• _The task_: Copy every line from the material below that holds "helping".

• _Records for this exercise_:
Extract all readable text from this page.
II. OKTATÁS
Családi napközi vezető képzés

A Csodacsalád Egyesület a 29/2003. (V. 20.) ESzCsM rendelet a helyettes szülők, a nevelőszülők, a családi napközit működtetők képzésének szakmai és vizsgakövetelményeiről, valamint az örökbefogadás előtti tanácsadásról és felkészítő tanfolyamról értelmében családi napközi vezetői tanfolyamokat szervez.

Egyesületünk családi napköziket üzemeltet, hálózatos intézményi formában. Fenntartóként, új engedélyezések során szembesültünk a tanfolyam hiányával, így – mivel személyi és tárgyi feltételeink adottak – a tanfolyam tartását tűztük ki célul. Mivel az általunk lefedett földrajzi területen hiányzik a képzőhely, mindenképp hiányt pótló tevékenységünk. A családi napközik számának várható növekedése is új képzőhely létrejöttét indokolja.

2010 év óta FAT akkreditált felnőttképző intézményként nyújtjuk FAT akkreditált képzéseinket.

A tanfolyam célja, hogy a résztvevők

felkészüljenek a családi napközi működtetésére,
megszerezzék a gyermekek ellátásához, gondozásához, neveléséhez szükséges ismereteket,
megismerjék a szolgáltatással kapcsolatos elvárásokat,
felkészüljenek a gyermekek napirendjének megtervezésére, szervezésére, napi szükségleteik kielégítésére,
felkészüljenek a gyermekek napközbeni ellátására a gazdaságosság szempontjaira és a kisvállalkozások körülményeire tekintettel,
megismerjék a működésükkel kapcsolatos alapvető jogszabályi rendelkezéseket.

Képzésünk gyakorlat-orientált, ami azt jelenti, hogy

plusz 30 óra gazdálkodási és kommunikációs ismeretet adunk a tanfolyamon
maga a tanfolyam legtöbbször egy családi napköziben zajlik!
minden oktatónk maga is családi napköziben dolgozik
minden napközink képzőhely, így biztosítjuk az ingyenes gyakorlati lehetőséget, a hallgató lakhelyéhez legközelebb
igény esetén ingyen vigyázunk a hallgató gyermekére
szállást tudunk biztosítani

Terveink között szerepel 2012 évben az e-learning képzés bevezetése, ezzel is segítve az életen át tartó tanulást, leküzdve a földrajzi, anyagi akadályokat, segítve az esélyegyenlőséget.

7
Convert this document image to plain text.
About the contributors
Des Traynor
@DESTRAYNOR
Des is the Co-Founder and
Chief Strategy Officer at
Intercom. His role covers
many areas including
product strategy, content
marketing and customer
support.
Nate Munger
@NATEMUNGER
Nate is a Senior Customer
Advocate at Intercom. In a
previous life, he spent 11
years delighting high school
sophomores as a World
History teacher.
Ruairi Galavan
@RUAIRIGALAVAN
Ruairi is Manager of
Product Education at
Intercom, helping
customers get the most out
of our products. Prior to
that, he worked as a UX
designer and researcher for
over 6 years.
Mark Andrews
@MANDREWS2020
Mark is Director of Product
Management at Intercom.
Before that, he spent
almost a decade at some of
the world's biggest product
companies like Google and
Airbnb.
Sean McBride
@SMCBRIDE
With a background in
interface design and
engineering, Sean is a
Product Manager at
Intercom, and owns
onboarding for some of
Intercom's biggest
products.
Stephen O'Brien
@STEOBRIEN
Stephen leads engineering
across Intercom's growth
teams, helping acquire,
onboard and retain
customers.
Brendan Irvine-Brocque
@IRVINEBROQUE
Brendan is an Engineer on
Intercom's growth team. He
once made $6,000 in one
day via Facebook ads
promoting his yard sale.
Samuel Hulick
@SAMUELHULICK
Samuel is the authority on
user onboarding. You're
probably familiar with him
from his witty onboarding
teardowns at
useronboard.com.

• _Response_:
Intercom, helping
teams, helping acquire,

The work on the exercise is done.